* [Challenge]
How many lines in the records below contain the word "heating"? Answer with the number alone.

* [Dataset records]
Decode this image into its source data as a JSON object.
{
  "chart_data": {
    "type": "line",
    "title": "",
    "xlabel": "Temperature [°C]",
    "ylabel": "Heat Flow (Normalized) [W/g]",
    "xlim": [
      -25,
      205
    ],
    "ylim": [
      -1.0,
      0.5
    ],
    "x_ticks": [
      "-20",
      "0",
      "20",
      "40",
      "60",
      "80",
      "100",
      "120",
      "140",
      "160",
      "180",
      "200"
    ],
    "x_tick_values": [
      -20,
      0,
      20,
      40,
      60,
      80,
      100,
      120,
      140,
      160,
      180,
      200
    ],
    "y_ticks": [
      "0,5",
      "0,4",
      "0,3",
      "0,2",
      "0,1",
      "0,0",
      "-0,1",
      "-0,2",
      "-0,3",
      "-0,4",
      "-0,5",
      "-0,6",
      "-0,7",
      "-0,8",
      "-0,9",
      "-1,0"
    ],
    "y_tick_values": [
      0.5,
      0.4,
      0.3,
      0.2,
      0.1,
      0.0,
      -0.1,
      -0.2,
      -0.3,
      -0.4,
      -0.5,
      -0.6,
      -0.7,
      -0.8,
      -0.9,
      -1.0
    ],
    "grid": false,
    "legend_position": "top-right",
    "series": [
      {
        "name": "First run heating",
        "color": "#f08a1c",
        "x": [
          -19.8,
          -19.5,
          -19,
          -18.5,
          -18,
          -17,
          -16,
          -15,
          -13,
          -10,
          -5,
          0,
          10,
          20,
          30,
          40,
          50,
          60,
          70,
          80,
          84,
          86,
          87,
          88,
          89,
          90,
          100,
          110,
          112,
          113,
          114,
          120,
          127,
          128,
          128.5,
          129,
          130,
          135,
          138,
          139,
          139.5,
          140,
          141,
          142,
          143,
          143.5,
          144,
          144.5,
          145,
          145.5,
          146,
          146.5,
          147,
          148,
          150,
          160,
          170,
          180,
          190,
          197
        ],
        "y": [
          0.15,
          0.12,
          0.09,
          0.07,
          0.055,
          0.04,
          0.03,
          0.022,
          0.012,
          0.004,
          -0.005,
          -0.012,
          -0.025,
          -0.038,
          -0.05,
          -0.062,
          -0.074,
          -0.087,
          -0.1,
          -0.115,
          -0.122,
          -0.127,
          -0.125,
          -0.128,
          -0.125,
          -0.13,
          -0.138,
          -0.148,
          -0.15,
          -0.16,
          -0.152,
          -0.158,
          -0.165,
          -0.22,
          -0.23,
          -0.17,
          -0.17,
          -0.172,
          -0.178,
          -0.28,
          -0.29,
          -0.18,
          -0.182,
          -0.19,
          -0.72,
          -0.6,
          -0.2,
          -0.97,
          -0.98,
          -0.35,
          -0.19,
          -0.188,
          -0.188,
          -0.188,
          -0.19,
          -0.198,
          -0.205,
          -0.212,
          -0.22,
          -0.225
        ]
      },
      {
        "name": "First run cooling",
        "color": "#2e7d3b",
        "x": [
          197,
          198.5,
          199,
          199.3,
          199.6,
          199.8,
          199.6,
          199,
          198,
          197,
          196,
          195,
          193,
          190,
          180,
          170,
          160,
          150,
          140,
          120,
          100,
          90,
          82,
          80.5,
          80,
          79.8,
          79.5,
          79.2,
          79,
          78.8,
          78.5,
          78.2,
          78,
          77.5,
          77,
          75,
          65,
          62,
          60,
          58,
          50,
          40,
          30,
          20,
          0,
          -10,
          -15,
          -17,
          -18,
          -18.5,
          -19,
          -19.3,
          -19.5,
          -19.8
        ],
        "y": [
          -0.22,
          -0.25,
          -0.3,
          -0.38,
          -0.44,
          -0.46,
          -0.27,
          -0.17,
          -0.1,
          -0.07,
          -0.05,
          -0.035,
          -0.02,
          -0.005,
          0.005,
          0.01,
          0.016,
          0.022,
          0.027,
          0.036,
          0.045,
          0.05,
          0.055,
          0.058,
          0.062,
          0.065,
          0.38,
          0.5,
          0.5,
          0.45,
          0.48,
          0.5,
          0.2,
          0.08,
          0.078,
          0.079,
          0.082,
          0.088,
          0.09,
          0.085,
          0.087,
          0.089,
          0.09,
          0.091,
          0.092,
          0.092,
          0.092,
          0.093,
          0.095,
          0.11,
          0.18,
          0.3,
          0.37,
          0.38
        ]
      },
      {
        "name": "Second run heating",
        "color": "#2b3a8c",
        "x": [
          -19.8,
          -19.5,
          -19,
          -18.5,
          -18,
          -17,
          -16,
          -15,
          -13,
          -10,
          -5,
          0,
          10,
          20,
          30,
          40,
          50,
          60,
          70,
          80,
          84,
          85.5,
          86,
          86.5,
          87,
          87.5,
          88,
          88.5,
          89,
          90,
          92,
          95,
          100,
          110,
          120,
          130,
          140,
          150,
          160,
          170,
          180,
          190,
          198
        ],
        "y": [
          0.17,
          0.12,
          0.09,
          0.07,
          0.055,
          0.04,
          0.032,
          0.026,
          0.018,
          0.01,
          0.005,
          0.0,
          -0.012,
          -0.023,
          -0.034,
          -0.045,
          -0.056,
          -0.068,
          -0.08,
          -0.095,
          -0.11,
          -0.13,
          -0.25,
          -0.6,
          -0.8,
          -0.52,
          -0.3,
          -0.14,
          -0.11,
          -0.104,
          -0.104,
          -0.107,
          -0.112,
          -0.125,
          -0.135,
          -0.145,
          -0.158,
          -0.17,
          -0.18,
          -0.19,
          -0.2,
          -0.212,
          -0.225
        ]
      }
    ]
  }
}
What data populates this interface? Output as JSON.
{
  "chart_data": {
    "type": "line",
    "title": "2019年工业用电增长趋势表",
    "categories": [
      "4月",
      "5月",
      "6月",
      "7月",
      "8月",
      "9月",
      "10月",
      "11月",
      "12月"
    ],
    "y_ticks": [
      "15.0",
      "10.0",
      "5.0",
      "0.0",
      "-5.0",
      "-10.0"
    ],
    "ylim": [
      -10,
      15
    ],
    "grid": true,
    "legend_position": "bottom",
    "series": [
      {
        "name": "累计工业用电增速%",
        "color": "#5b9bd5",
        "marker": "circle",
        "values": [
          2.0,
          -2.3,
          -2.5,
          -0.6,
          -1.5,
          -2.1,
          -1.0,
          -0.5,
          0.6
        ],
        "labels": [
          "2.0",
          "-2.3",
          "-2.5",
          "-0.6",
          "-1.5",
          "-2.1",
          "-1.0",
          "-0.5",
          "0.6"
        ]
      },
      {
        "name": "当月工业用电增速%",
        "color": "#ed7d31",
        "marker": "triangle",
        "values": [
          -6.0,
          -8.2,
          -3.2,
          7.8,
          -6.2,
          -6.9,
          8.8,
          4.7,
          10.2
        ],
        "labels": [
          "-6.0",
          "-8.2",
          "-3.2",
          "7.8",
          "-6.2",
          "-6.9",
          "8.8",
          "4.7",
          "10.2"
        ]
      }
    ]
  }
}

* [Output]
2